Below you will find a set of lines. Repeat them all exactly.

-- Start Record excerpts --

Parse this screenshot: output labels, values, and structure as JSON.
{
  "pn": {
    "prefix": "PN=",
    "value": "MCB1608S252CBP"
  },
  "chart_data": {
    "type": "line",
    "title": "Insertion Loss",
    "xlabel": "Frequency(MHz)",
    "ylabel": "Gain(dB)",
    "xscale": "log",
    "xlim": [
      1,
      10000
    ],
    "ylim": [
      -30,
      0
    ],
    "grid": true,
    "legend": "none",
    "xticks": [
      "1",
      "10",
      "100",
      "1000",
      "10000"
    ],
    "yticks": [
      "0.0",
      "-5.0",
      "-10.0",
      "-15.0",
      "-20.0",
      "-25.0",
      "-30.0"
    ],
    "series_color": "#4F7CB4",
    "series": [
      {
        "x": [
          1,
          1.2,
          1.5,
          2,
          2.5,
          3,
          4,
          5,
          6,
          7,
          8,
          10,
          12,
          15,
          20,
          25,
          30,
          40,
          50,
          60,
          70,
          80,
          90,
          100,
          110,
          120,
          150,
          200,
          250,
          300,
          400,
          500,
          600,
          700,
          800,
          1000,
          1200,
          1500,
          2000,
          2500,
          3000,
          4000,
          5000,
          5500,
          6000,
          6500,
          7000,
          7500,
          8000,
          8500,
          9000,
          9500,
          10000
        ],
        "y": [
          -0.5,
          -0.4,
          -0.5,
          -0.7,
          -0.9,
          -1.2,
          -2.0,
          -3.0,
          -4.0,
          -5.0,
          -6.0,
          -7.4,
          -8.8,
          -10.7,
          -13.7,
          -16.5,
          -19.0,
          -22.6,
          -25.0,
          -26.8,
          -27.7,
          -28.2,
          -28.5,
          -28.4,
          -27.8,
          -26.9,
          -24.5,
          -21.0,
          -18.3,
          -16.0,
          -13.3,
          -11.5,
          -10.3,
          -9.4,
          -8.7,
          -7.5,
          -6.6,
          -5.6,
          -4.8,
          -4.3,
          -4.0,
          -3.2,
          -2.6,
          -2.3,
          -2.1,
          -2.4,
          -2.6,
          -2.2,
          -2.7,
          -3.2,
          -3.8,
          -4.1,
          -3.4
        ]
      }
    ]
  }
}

-- End Record excerpts --

### Response to the exercise
Parse this screenshot: output labels, values, and structure as JSON.
{
  "pn": {
    "prefix": "PN=",
    "value": "MCB1608S252CBP"
  },
  "chart_data": {
    "type": "line",
    "title": "Insertion Loss",
    "xlabel": "Frequency(MHz)",
    "ylabel": "Gain(dB)",
    "xscale": "log",
    "xlim": [
      1,
      10000
    ],
    "ylim": [
      -30,
      0
    ],
    "grid": true,
    "legend": "none",
    "xticks": [
      "1",
      "10",
      "100",
      "1000",
      "10000"
    ],
    "yticks": [
      "0.0",
      "-5.0",
      "-10.0",
      "-15.0",
      "-20.0",
      "-25.0",
      "-30.0"
    ],
    "series_color": "#4F7CB4",
    "series": [
      {
        "x": [
          1,
          1.2,
          1.5,
          2,
          2.5,
          3,
          4,
          5,
          6,
          7,
          8,
          10,
          12,
          15,
          20,
          25,
          30,
          40,
          50,
          60,
          70,
          80,
          90,
          100,
          110,
          120,
          150,
          200,
          250,
          300,
          400,
          500,
          600,
          700,
          800,
          1000,
          1200,
          1500,
          2000,
          2500,
          3000,
          4000,
          5000,
          5500,
          6000,
          6500,
          7000,
          7500,
          8000,
          8500,
          9000,
          9500,
          10000
        ],
        "y": [
          -0.5,
          -0.4,
          -0.5,
          -0.7,
          -0.9,
          -1.2,
          -2.0,
          -3.0,
          -4.0,
          -5.0,
          -6.0,
          -7.4,
          -8.8,
          -10.7,
          -13.7,
          -16.5,
          -19.0,
          -22.6,
          -25.0,
          -26.8,
          -27.7,
          -28.2,
          -28.5,
          -28.4,
          -27.8,
          -26.9,
          -24.5,
          -21.0,
          -18.3,
          -16.0,
          -13.3,
          -11.5,
          -10.3,
          -9.4,
          -8.7,
          -7.5,
          -6.6,
          -5.6,
          -4.8,
          -4.3,
          -4.0,
          -3.2,
          -2.6,
          -2.3,
          -2.1,
          -2.4,
          -2.6,
          -2.2,
          -2.7,
          -3.2,
          -3.8,
          -4.1,
          -3.4
        ]
      }
    ]
  }
}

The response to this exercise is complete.